**AIM OF THE EXERCISE**
In the listing below, switch every "Point" to "Marker" and keep everything else the same.

--- START OF SUPPLIED RECORDS ---

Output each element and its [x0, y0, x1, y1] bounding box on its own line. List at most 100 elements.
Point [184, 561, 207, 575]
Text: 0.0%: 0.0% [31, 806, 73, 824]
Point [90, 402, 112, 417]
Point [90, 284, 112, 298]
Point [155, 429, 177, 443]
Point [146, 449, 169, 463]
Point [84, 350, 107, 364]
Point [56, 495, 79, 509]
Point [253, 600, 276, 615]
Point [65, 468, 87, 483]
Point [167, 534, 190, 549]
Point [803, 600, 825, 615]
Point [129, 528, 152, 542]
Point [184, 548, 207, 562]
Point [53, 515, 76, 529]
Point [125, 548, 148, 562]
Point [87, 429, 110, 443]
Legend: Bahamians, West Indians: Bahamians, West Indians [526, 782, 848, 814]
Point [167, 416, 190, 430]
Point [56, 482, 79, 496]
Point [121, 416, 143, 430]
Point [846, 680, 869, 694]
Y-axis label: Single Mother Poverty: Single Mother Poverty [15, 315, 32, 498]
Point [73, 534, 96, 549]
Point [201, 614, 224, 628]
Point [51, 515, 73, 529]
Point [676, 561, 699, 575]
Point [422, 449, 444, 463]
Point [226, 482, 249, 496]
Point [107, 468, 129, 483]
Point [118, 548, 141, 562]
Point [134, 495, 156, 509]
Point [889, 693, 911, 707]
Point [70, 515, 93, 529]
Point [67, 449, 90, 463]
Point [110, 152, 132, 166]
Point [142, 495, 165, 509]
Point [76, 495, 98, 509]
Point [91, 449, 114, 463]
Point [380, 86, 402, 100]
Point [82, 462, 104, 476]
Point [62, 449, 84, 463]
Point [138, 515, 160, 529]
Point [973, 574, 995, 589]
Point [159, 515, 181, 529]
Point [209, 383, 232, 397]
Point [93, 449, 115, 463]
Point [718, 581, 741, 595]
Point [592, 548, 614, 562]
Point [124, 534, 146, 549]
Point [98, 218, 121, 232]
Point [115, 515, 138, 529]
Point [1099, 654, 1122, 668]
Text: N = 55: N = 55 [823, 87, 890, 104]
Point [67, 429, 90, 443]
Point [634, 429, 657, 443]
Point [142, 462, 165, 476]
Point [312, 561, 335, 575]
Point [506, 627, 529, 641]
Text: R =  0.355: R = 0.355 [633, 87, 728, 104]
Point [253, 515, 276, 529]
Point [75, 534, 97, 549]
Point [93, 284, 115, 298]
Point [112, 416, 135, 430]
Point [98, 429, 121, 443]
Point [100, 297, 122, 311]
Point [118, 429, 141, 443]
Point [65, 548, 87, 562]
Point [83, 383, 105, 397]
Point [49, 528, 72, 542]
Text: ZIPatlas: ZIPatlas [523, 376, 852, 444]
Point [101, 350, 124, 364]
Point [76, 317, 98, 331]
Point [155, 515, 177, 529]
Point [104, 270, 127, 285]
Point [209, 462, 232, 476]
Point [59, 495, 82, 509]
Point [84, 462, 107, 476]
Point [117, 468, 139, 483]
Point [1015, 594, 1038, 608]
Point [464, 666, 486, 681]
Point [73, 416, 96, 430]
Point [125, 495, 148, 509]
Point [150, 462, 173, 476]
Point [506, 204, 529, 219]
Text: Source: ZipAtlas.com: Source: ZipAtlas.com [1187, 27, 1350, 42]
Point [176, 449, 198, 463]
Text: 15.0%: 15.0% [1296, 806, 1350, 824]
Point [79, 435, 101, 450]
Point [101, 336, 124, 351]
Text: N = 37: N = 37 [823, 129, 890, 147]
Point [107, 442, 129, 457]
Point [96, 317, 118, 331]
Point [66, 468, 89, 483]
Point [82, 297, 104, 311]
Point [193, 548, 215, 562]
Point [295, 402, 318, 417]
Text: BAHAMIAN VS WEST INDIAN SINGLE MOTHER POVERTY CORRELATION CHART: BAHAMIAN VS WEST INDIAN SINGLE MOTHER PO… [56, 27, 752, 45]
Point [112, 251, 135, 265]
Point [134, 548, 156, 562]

--- END OF SUPPLIED RECORDS ---

**SOLUTION FOR THIS EXERCISE**
Output each element and its [x0, y0, x1, y1] bounding box on its own line. List at most 100 elements.
Marker [184, 561, 207, 575]
Text: 0.0%: 0.0% [31, 806, 73, 824]
Marker [90, 402, 112, 417]
Marker [90, 284, 112, 298]
Marker [155, 429, 177, 443]
Marker [146, 449, 169, 463]
Marker [84, 350, 107, 364]
Marker [56, 495, 79, 509]
Marker [253, 600, 276, 615]
Marker [65, 468, 87, 483]
Marker [167, 534, 190, 549]
Marker [803, 600, 825, 615]
Marker [129, 528, 152, 542]
Marker [184, 548, 207, 562]
Marker [53, 515, 76, 529]
Marker [125, 548, 148, 562]
Marker [87, 429, 110, 443]
Legend: Bahamians, West Indians: Bahamians, West Indians [526, 782, 848, 814]
Marker [167, 416, 190, 430]
Marker [56, 482, 79, 496]
Marker [121, 416, 143, 430]
Marker [846, 680, 869, 694]
Y-axis label: Single Mother Poverty: Single Mother Poverty [15, 315, 32, 498]
Marker [73, 534, 96, 549]
Marker [201, 614, 224, 628]
Marker [51, 515, 73, 529]
Marker [676, 561, 699, 575]
Marker [422, 449, 444, 463]
Marker [226, 482, 249, 496]
Marker [107, 468, 129, 483]
Marker [118, 548, 141, 562]
Marker [134, 495, 156, 509]
Marker [889, 693, 911, 707]
Marker [70, 515, 93, 529]
Marker [67, 449, 90, 463]
Marker [110, 152, 132, 166]
Marker [142, 495, 165, 509]
Marker [76, 495, 98, 509]
Marker [91, 449, 114, 463]
Marker [380, 86, 402, 100]
Marker [82, 462, 104, 476]
Marker [62, 449, 84, 463]
Marker [138, 515, 160, 529]
Marker [973, 574, 995, 589]
Marker [159, 515, 181, 529]
Marker [209, 383, 232, 397]
Marker [93, 449, 115, 463]
Marker [718, 581, 741, 595]
Marker [592, 548, 614, 562]
Marker [124, 534, 146, 549]
Marker [98, 218, 121, 232]
Marker [115, 515, 138, 529]
Marker [1099, 654, 1122, 668]
Text: N = 55: N = 55 [823, 87, 890, 104]
Marker [67, 429, 90, 443]
Marker [634, 429, 657, 443]
Marker [142, 462, 165, 476]
Marker [312, 561, 335, 575]
Marker [506, 627, 529, 641]
Text: R =  0.355: R = 0.355 [633, 87, 728, 104]
Marker [253, 515, 276, 529]
Marker [75, 534, 97, 549]
Marker [93, 284, 115, 298]
Marker [112, 416, 135, 430]
Marker [98, 429, 121, 443]
Marker [100, 297, 122, 311]
Marker [118, 429, 141, 443]
Marker [65, 548, 87, 562]
Marker [83, 383, 105, 397]
Marker [49, 528, 72, 542]
Text: ZIPatlas: ZIPatlas [523, 376, 852, 444]
Marker [101, 350, 124, 364]
Marker [76, 317, 98, 331]
Marker [155, 515, 177, 529]
Marker [104, 270, 127, 285]
Marker [209, 462, 232, 476]
Marker [59, 495, 82, 509]
Marker [84, 462, 107, 476]
Marker [117, 468, 139, 483]
Marker [1015, 594, 1038, 608]
Marker [464, 666, 486, 681]
Marker [73, 416, 96, 430]
Marker [125, 495, 148, 509]
Marker [150, 462, 173, 476]
Marker [506, 204, 529, 219]
Text: Source: ZipAtlas.com: Source: ZipAtlas.com [1187, 27, 1350, 42]
Marker [176, 449, 198, 463]
Text: 15.0%: 15.0% [1296, 806, 1350, 824]
Marker [79, 435, 101, 450]
Marker [101, 336, 124, 351]
Text: N = 37: N = 37 [823, 129, 890, 147]
Marker [107, 442, 129, 457]
Marker [96, 317, 118, 331]
Marker [66, 468, 89, 483]
Marker [82, 297, 104, 311]
Marker [193, 548, 215, 562]
Marker [295, 402, 318, 417]
Text: BAHAMIAN VS WEST INDIAN SINGLE MOTHER POVERTY CORRELATION CHART: BAHAMIAN VS WEST INDIAN SINGLE MOTHER PO… [56, 27, 752, 45]
Marker [112, 251, 135, 265]
Marker [134, 548, 156, 562]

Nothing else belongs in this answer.